## Data entries
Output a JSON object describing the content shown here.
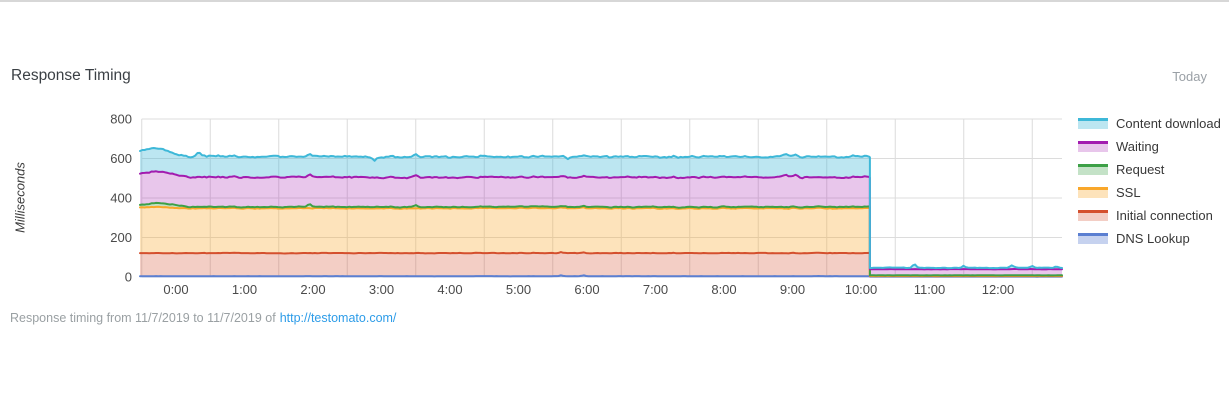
{
  "page": {
    "title": "Response Timing",
    "period_label": "Today",
    "footer": {
      "text": "Response timing from 11/7/2019 to 11/7/2019 of",
      "link": "http://testomato.com/"
    }
  },
  "chart_data": {
    "type": "area",
    "stacked": true,
    "title": "Response Timing",
    "ylabel": "Milliseconds",
    "ylim": [
      0,
      800
    ],
    "yticks": [
      800,
      600,
      400,
      200,
      0
    ],
    "xticks": [
      "0:00",
      "1:00",
      "2:00",
      "3:00",
      "4:00",
      "5:00",
      "6:00",
      "7:00",
      "8:00",
      "9:00",
      "10:00",
      "11:00",
      "12:00"
    ],
    "x_range_hours": [
      -0.52,
      12.94
    ],
    "grid": true,
    "grid_color": "#dcdcdc",
    "axis_text_color": "#4a4a4a",
    "legend_position": "right",
    "legend_order_series_indexes": [
      5,
      4,
      3,
      2,
      1,
      0
    ],
    "drop_time_label": "10:08",
    "drop_time_hours": 10.13,
    "stacked_levels_before_drop_ms": {
      "DNS Lookup": 4,
      "Initial connection": 121,
      "SSL": 348,
      "Request": 355,
      "Waiting": 505,
      "Content download": 609
    },
    "stacked_levels_after_drop_ms": {
      "DNS Lookup": 2,
      "Initial connection": 4.5,
      "SSL": 6,
      "Request": 8.5,
      "Waiting": 39.5,
      "Content download": 46.5
    },
    "series": [
      {
        "name": "DNS Lookup",
        "color": "#5b7fd1",
        "fill": "rgba(91,127,209,0.35)",
        "ms_before": 4,
        "ms_after": 2,
        "noise_before": 1,
        "noise_after": 0.3,
        "spikes": [
          {
            "t": 5.62,
            "a": 5,
            "w": 0.03
          },
          {
            "t": 5.95,
            "a": 4,
            "w": 0.03
          }
        ]
      },
      {
        "name": "Initial connection",
        "color": "#d4502e",
        "fill": "rgba(212,80,46,0.28)",
        "ms_before": 117,
        "ms_after": 2.5,
        "noise_before": 2,
        "noise_after": 0.3,
        "spikes": []
      },
      {
        "name": "SSL",
        "color": "#f9a72a",
        "fill": "rgba(249,167,42,0.32)",
        "ms_before": 227,
        "ms_after": 1.5,
        "noise_before": 3,
        "noise_after": 0.3,
        "spikes": [
          {
            "t": -0.3,
            "a": 6,
            "w": 0.3
          }
        ]
      },
      {
        "name": "Request",
        "color": "#3da047",
        "fill": "rgba(61,160,71,0.3)",
        "ms_before": 7,
        "ms_after": 2.5,
        "noise_before": 2.5,
        "noise_after": 0.5,
        "spikes": [
          {
            "t": -0.25,
            "a": 12,
            "w": 0.35
          },
          {
            "t": 1.95,
            "a": 13,
            "w": 0.035
          },
          {
            "t": 3.5,
            "a": 8,
            "w": 0.03
          }
        ]
      },
      {
        "name": "Waiting",
        "color": "#a21caf",
        "fill": "rgba(162,28,175,0.25)",
        "ms_before": 150,
        "ms_after": 31,
        "noise_before": 5,
        "noise_after": 1.6,
        "spikes": [
          {
            "t": -0.3,
            "a": 10,
            "w": 0.3
          },
          {
            "t": 8.9,
            "a": 14,
            "w": 0.05
          },
          {
            "t": 9.05,
            "a": 10,
            "w": 0.04
          }
        ]
      },
      {
        "name": "Content download",
        "color": "#3eb8d8",
        "fill": "rgba(62,184,216,0.35)",
        "ms_before": 104,
        "ms_after": 7,
        "noise_before": 5,
        "noise_after": 2.5,
        "spikes": [
          {
            "t": -0.35,
            "a": 14,
            "w": 0.25
          },
          {
            "t": 0.33,
            "a": 16,
            "w": 0.05
          },
          {
            "t": 2.9,
            "a": -16,
            "w": 0.04
          },
          {
            "t": 5.72,
            "a": -10,
            "w": 0.04
          },
          {
            "t": 10.78,
            "a": 18,
            "w": 0.035
          },
          {
            "t": 11.5,
            "a": 10,
            "w": 0.03
          },
          {
            "t": 12.2,
            "a": 12,
            "w": 0.035
          },
          {
            "t": 12.5,
            "a": 8,
            "w": 0.03
          },
          {
            "t": 12.85,
            "a": 7,
            "w": 0.03
          }
        ]
      }
    ]
  }
}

## Exercise directions
Give back each entry exactly as it appears, with no pictures.

## Task result
Output a JSON object describing the content shown here.
{
  "page": {
    "title": "Response Timing",
    "period_label": "Today",
    "footer": {
      "text": "Response timing from 11/7/2019 to 11/7/2019 of",
      "link": "http://testomato.com/"
    }
  },
  "chart_data": {
    "type": "area",
    "stacked": true,
    "title": "Response Timing",
    "ylabel": "Milliseconds",
    "ylim": [
      0,
      800
    ],
    "yticks": [
      800,
      600,
      400,
      200,
      0
    ],
    "xticks": [
      "0:00",
      "1:00",
      "2:00",
      "3:00",
      "4:00",
      "5:00",
      "6:00",
      "7:00",
      "8:00",
      "9:00",
      "10:00",
      "11:00",
      "12:00"
    ],
    "x_range_hours": [
      -0.52,
      12.94
    ],
    "grid": true,
    "grid_color": "#dcdcdc",
    "axis_text_color": "#4a4a4a",
    "legend_position": "right",
    "legend_order_series_indexes": [
      5,
      4,
      3,
      2,
      1,
      0
    ],
    "drop_time_label": "10:08",
    "drop_time_hours": 10.13,
    "stacked_levels_before_drop_ms": {
      "DNS Lookup": 4,
      "Initial connection": 121,
      "SSL": 348,
      "Request": 355,
      "Waiting": 505,
      "Content download": 609
    },
    "stacked_levels_after_drop_ms": {
      "DNS Lookup": 2,
      "Initial connection": 4.5,
      "SSL": 6,
      "Request": 8.5,
      "Waiting": 39.5,
      "Content download": 46.5
    },
    "series": [
      {
        "name": "DNS Lookup",
        "color": "#5b7fd1",
        "fill": "rgba(91,127,209,0.35)",
        "ms_before": 4,
        "ms_after": 2,
        "noise_before": 1,
        "noise_after": 0.3,
        "spikes": [
          {
            "t": 5.62,
            "a": 5,
            "w": 0.03
          },
          {
            "t": 5.95,
            "a": 4,
            "w": 0.03
          }
        ]
      },
      {
        "name": "Initial connection",
        "color": "#d4502e",
        "fill": "rgba(212,80,46,0.28)",
        "ms_before": 117,
        "ms_after": 2.5,
        "noise_before": 2,
        "noise_after": 0.3,
        "spikes": []
      },
      {
        "name": "SSL",
        "color": "#f9a72a",
        "fill": "rgba(249,167,42,0.32)",
        "ms_before": 227,
        "ms_after": 1.5,
        "noise_before": 3,
        "noise_after": 0.3,
        "spikes": [
          {
            "t": -0.3,
            "a": 6,
            "w": 0.3
          }
        ]
      },
      {
        "name": "Request",
        "color": "#3da047",
        "fill": "rgba(61,160,71,0.3)",
        "ms_before": 7,
        "ms_after": 2.5,
        "noise_before": 2.5,
        "noise_after": 0.5,
        "spikes": [
          {
            "t": -0.25,
            "a": 12,
            "w": 0.35
          },
          {
            "t": 1.95,
            "a": 13,
            "w": 0.035
          },
          {
            "t": 3.5,
            "a": 8,
            "w": 0.03
          }
        ]
      },
      {
        "name": "Waiting",
        "color": "#a21caf",
        "fill": "rgba(162,28,175,0.25)",
        "ms_before": 150,
        "ms_after": 31,
        "noise_before": 5,
        "noise_after": 1.6,
        "spikes": [
          {
            "t": -0.3,
            "a": 10,
            "w": 0.3
          },
          {
            "t": 8.9,
            "a": 14,
            "w": 0.05
          },
          {
            "t": 9.05,
            "a": 10,
            "w": 0.04
          }
        ]
      },
      {
        "name": "Content download",
        "color": "#3eb8d8",
        "fill": "rgba(62,184,216,0.35)",
        "ms_before": 104,
        "ms_after": 7,
        "noise_before": 5,
        "noise_after": 2.5,
        "spikes": [
          {
            "t": -0.35,
            "a": 14,
            "w": 0.25
          },
          {
            "t": 0.33,
            "a": 16,
            "w": 0.05
          },
          {
            "t": 2.9,
            "a": -16,
            "w": 0.04
          },
          {
            "t": 5.72,
            "a": -10,
            "w": 0.04
          },
          {
            "t": 10.78,
            "a": 18,
            "w": 0.035
          },
          {
            "t": 11.5,
            "a": 10,
            "w": 0.03
          },
          {
            "t": 12.2,
            "a": 12,
            "w": 0.035
          },
          {
            "t": 12.5,
            "a": 8,
            "w": 0.03
          },
          {
            "t": 12.85,
            "a": 7,
            "w": 0.03
          }
        ]
      }
    ]
  }
}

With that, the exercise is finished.